◆ **YOUR INSTRUCTIONS**
Gather all lines in the entries below that include the word "icon".

(Stored entries)
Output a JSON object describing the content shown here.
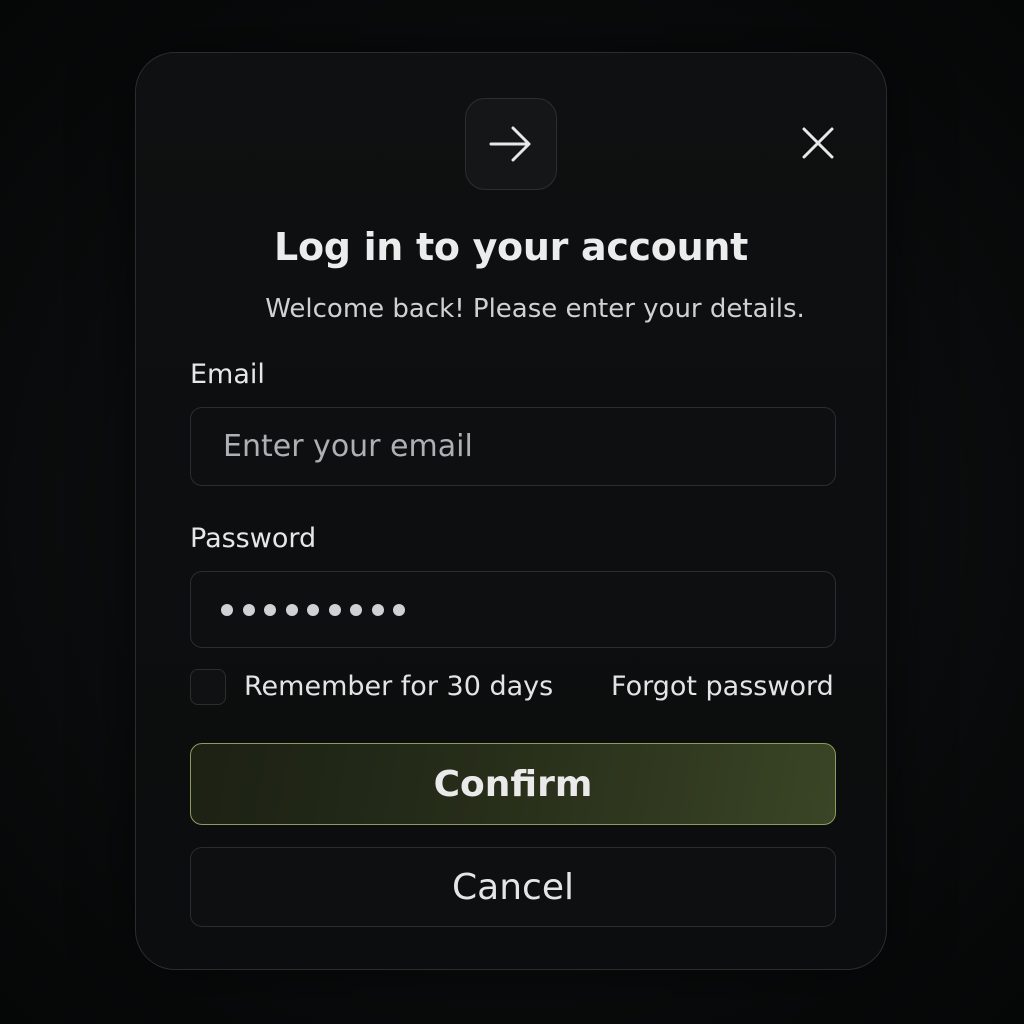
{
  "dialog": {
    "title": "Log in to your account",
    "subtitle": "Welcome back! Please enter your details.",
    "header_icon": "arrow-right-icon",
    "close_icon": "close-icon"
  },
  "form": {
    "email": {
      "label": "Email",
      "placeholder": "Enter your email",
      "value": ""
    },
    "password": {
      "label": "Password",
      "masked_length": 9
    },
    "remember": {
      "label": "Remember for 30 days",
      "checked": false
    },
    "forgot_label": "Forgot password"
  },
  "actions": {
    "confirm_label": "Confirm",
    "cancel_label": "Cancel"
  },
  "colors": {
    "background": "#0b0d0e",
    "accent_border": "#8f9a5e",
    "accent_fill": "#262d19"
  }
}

◆ **TASK RESULT**
    "header_icon": "arrow-right-icon",
    "close_icon": "close-icon"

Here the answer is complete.